■ PROBLEM STATEMENT ■
Of all the lines in the records, how many hold the word "JSON"? Answer with the number only.

■ EXERCISE INPUT ■
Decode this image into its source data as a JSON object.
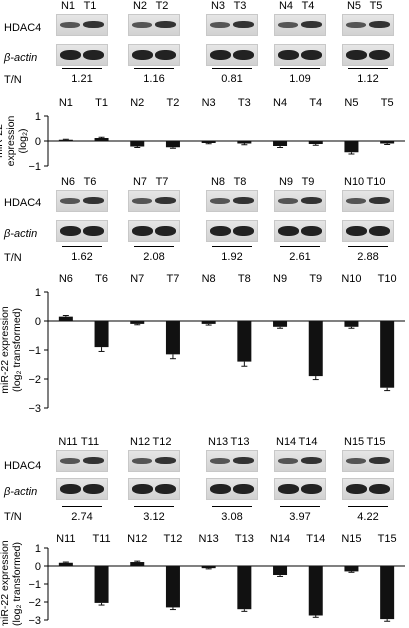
{
  "labels": {
    "hdac4": "HDAC4",
    "beta_actin": "β-actin",
    "ratio_label": "T/N"
  },
  "panels": [
    {
      "lanes": [
        [
          "N1",
          "T1"
        ],
        [
          "N2",
          "T2"
        ],
        [
          "N3",
          "T3"
        ],
        [
          "N4",
          "T4"
        ],
        [
          "N5",
          "T5"
        ]
      ],
      "ratios": [
        "1.21",
        "1.16",
        "0.81",
        "1.09",
        "1.12"
      ]
    },
    {
      "lanes": [
        [
          "N6",
          "T6"
        ],
        [
          "N7",
          "T7"
        ],
        [
          "N8",
          "T8"
        ],
        [
          "N9",
          "T9"
        ],
        [
          "N10",
          "T10"
        ]
      ],
      "ratios": [
        "1.62",
        "2.08",
        "1.92",
        "2.61",
        "2.88"
      ]
    },
    {
      "lanes": [
        [
          "N11",
          "T11"
        ],
        [
          "N12",
          "T12"
        ],
        [
          "N13",
          "T13"
        ],
        [
          "N14",
          "T14"
        ],
        [
          "N15",
          "T15"
        ]
      ],
      "ratios": [
        "2.74",
        "3.12",
        "3.08",
        "3.97",
        "4.22"
      ]
    }
  ],
  "chart_data": [
    {
      "type": "bar",
      "ylabel_lines": [
        "miR-22",
        "expression",
        "(log₂)"
      ],
      "categories": [
        "N1",
        "T1",
        "N2",
        "T2",
        "N3",
        "T3",
        "N4",
        "T4",
        "N5",
        "T5"
      ],
      "values": [
        0.05,
        0.12,
        -0.22,
        -0.25,
        -0.08,
        -0.1,
        -0.2,
        -0.12,
        -0.45,
        -0.1
      ],
      "errors": [
        0.02,
        0.03,
        0.04,
        0.04,
        0.03,
        0.05,
        0.06,
        0.05,
        0.07,
        0.04
      ],
      "ylim": [
        -1,
        1
      ],
      "yticks": [
        -1,
        0,
        1
      ],
      "tick_labels": [
        "−1",
        "0",
        "1"
      ]
    },
    {
      "type": "bar",
      "ylabel_lines": [
        "miR-22 expression",
        "(log₂ transformed)"
      ],
      "categories": [
        "N6",
        "T6",
        "N7",
        "T7",
        "N8",
        "T8",
        "N9",
        "T9",
        "N10",
        "T10"
      ],
      "values": [
        0.15,
        -0.9,
        -0.1,
        -1.15,
        -0.1,
        -1.4,
        -0.2,
        -1.9,
        -0.2,
        -2.3
      ],
      "errors": [
        0.04,
        0.15,
        0.03,
        0.15,
        0.04,
        0.16,
        0.05,
        0.12,
        0.05,
        0.1
      ],
      "ylim": [
        -3,
        1
      ],
      "yticks": [
        -3,
        -2,
        -1,
        0,
        1
      ],
      "tick_labels": [
        "−3",
        "−2",
        "−1",
        "0",
        "1"
      ]
    },
    {
      "type": "bar",
      "ylabel_lines": [
        "miR-22 expression",
        "(log₂ transformed)"
      ],
      "categories": [
        "N11",
        "T11",
        "N12",
        "T12",
        "N13",
        "T13",
        "N14",
        "T14",
        "N15",
        "T15"
      ],
      "values": [
        0.18,
        -2.05,
        0.22,
        -2.3,
        -0.12,
        -2.4,
        -0.5,
        -2.75,
        -0.3,
        -2.95
      ],
      "errors": [
        0.04,
        0.12,
        0.05,
        0.12,
        0.04,
        0.12,
        0.08,
        0.1,
        0.05,
        0.12
      ],
      "ylim": [
        -3,
        1
      ],
      "yticks": [
        -3,
        -2,
        -1,
        0,
        1
      ],
      "tick_labels": [
        "−3",
        "−2",
        "−1",
        "0",
        "1"
      ]
    }
  ]
}
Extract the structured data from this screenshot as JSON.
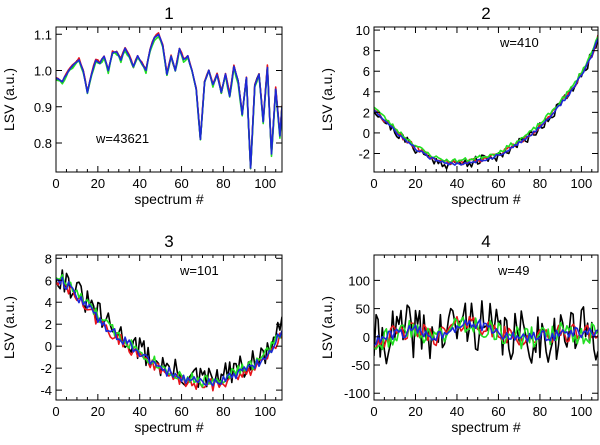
{
  "colors": {
    "black": "#000000",
    "red": "#e8141b",
    "green": "#22e022",
    "blue": "#1c28d8"
  },
  "chart_data": [
    {
      "type": "line",
      "title": "1",
      "xlabel": "spectrum #",
      "ylabel": "LSV (a.u.)",
      "annotation": "w=43621",
      "xlim": [
        0,
        108
      ],
      "ylim": [
        0.72,
        1.12
      ],
      "xticks": [
        0,
        20,
        40,
        60,
        80,
        100
      ],
      "yticks": [
        0.8,
        0.9,
        1.0,
        1.1
      ],
      "ytick_labels": [
        "0.8",
        "0.9",
        "1.0",
        "1.1"
      ],
      "base": [
        [
          0,
          0.98
        ],
        [
          3,
          0.97
        ],
        [
          6,
          1.0
        ],
        [
          9,
          1.02
        ],
        [
          11,
          1.03
        ],
        [
          13,
          1.0
        ],
        [
          15,
          0.94
        ],
        [
          17,
          0.99
        ],
        [
          19,
          1.03
        ],
        [
          21,
          1.02
        ],
        [
          23,
          1.04
        ],
        [
          25,
          1.0
        ],
        [
          27,
          1.05
        ],
        [
          29,
          1.05
        ],
        [
          31,
          1.03
        ],
        [
          33,
          1.06
        ],
        [
          35,
          1.04
        ],
        [
          37,
          1.01
        ],
        [
          39,
          1.04
        ],
        [
          41,
          1.02
        ],
        [
          43,
          1.0
        ],
        [
          45,
          1.06
        ],
        [
          47,
          1.09
        ],
        [
          49,
          1.1
        ],
        [
          51,
          1.07
        ],
        [
          53,
          0.99
        ],
        [
          55,
          1.04
        ],
        [
          57,
          1.0
        ],
        [
          59,
          1.06
        ],
        [
          61,
          1.03
        ],
        [
          63,
          1.04
        ],
        [
          65,
          1.0
        ],
        [
          67,
          0.95
        ],
        [
          69,
          0.81
        ],
        [
          71,
          0.97
        ],
        [
          73,
          1.0
        ],
        [
          75,
          0.96
        ],
        [
          77,
          0.99
        ],
        [
          79,
          0.94
        ],
        [
          81,
          0.99
        ],
        [
          83,
          0.93
        ],
        [
          85,
          1.01
        ],
        [
          87,
          0.97
        ],
        [
          89,
          0.88
        ],
        [
          91,
          0.98
        ],
        [
          93,
          0.73
        ],
        [
          95,
          0.96
        ],
        [
          97,
          0.99
        ],
        [
          99,
          0.86
        ],
        [
          101,
          1.01
        ],
        [
          103,
          0.77
        ],
        [
          105,
          0.95
        ],
        [
          107,
          0.82
        ],
        [
          108,
          0.9
        ]
      ],
      "series": [
        {
          "name": "black",
          "color": "#000000",
          "noise": 0.003,
          "offset": 0,
          "seed": 11
        },
        {
          "name": "red",
          "color": "#e8141b",
          "noise": 0.003,
          "offset": 0.002,
          "seed": 12
        },
        {
          "name": "green",
          "color": "#22e022",
          "noise": 0.004,
          "offset": -0.004,
          "seed": 13
        },
        {
          "name": "blue",
          "color": "#1c28d8",
          "noise": 0.002,
          "offset": 0,
          "seed": 14
        }
      ]
    },
    {
      "type": "line",
      "title": "2",
      "xlabel": "spectrum #",
      "ylabel": "LSV (a.u.)",
      "annotation": "w=410",
      "xlim": [
        0,
        108
      ],
      "ylim": [
        -3.8,
        10.3
      ],
      "xticks": [
        0,
        20,
        40,
        60,
        80,
        100
      ],
      "yticks": [
        -2,
        0,
        2,
        4,
        6,
        8,
        10
      ],
      "ytick_labels": [
        "-2",
        "0",
        "2",
        "4",
        "6",
        "8",
        "10"
      ],
      "base": [
        [
          0,
          2.3
        ],
        [
          5,
          1.2
        ],
        [
          10,
          0.2
        ],
        [
          15,
          -0.7
        ],
        [
          20,
          -1.5
        ],
        [
          25,
          -2.2
        ],
        [
          30,
          -2.7
        ],
        [
          35,
          -3.0
        ],
        [
          40,
          -3.0
        ],
        [
          45,
          -2.9
        ],
        [
          50,
          -2.7
        ],
        [
          55,
          -2.5
        ],
        [
          60,
          -2.2
        ],
        [
          65,
          -1.6
        ],
        [
          70,
          -1.0
        ],
        [
          75,
          -0.3
        ],
        [
          80,
          0.6
        ],
        [
          85,
          1.6
        ],
        [
          90,
          2.8
        ],
        [
          95,
          4.0
        ],
        [
          100,
          5.6
        ],
        [
          105,
          7.5
        ],
        [
          108,
          9.2
        ]
      ],
      "series": [
        {
          "name": "black",
          "color": "#000000",
          "noise": 0.5,
          "offset": 0,
          "seed": 21
        },
        {
          "name": "red",
          "color": "#e8141b",
          "noise": 0.25,
          "offset": 0.1,
          "seed": 22
        },
        {
          "name": "green",
          "color": "#22e022",
          "noise": 0.2,
          "offset": 0.3,
          "seed": 23
        },
        {
          "name": "blue",
          "color": "#1c28d8",
          "noise": 0.15,
          "offset": 0,
          "seed": 24
        }
      ]
    },
    {
      "type": "line",
      "title": "3",
      "xlabel": "spectrum #",
      "ylabel": "LSV (a.u.)",
      "annotation": "w=101",
      "xlim": [
        0,
        108
      ],
      "ylim": [
        -4.9,
        8.3
      ],
      "xticks": [
        0,
        20,
        40,
        60,
        80,
        100
      ],
      "yticks": [
        -4,
        -2,
        0,
        2,
        4,
        6,
        8
      ],
      "ytick_labels": [
        "-4",
        "-2",
        "0",
        "2",
        "4",
        "6",
        "8"
      ],
      "base": [
        [
          0,
          6.3
        ],
        [
          5,
          5.6
        ],
        [
          10,
          4.6
        ],
        [
          15,
          3.6
        ],
        [
          20,
          2.6
        ],
        [
          25,
          1.6
        ],
        [
          30,
          0.8
        ],
        [
          35,
          0.1
        ],
        [
          40,
          -0.6
        ],
        [
          45,
          -1.3
        ],
        [
          50,
          -2.0
        ],
        [
          55,
          -2.5
        ],
        [
          60,
          -2.9
        ],
        [
          65,
          -3.2
        ],
        [
          70,
          -3.4
        ],
        [
          75,
          -3.3
        ],
        [
          80,
          -3.0
        ],
        [
          85,
          -2.6
        ],
        [
          90,
          -2.2
        ],
        [
          95,
          -1.8
        ],
        [
          100,
          -1.0
        ],
        [
          105,
          0.4
        ],
        [
          108,
          1.3
        ]
      ],
      "series": [
        {
          "name": "black",
          "color": "#000000",
          "noise": 1.2,
          "offset": 0.3,
          "seed": 31
        },
        {
          "name": "red",
          "color": "#e8141b",
          "noise": 0.6,
          "offset": -0.2,
          "seed": 32
        },
        {
          "name": "green",
          "color": "#22e022",
          "noise": 0.55,
          "offset": 0.2,
          "seed": 33
        },
        {
          "name": "blue",
          "color": "#1c28d8",
          "noise": 0.45,
          "offset": 0,
          "seed": 34
        }
      ]
    },
    {
      "type": "line",
      "title": "4",
      "xlabel": "spectrum #",
      "ylabel": "LSV (a.u.)",
      "annotation": "w=49",
      "xlim": [
        0,
        108
      ],
      "ylim": [
        -112,
        145
      ],
      "xticks": [
        0,
        20,
        40,
        60,
        80,
        100
      ],
      "yticks": [
        -100,
        -50,
        0,
        50,
        100
      ],
      "ytick_labels": [
        "-100",
        "-50",
        "0",
        "50",
        "100"
      ],
      "base": [
        [
          0,
          -10
        ],
        [
          10,
          5
        ],
        [
          20,
          12
        ],
        [
          30,
          0
        ],
        [
          40,
          20
        ],
        [
          45,
          28
        ],
        [
          50,
          22
        ],
        [
          60,
          5
        ],
        [
          70,
          -2
        ],
        [
          80,
          0
        ],
        [
          90,
          5
        ],
        [
          100,
          8
        ],
        [
          108,
          5
        ]
      ],
      "series": [
        {
          "name": "black",
          "color": "#000000",
          "noise": 48,
          "offset": 0,
          "seed": 41
        },
        {
          "name": "red",
          "color": "#e8141b",
          "noise": 16,
          "offset": 0,
          "seed": 42
        },
        {
          "name": "green",
          "color": "#22e022",
          "noise": 20,
          "offset": 0,
          "seed": 43
        },
        {
          "name": "blue",
          "color": "#1c28d8",
          "noise": 10,
          "offset": 0,
          "seed": 44
        }
      ]
    }
  ]
}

■ EXERCISE SOLUTION ■
2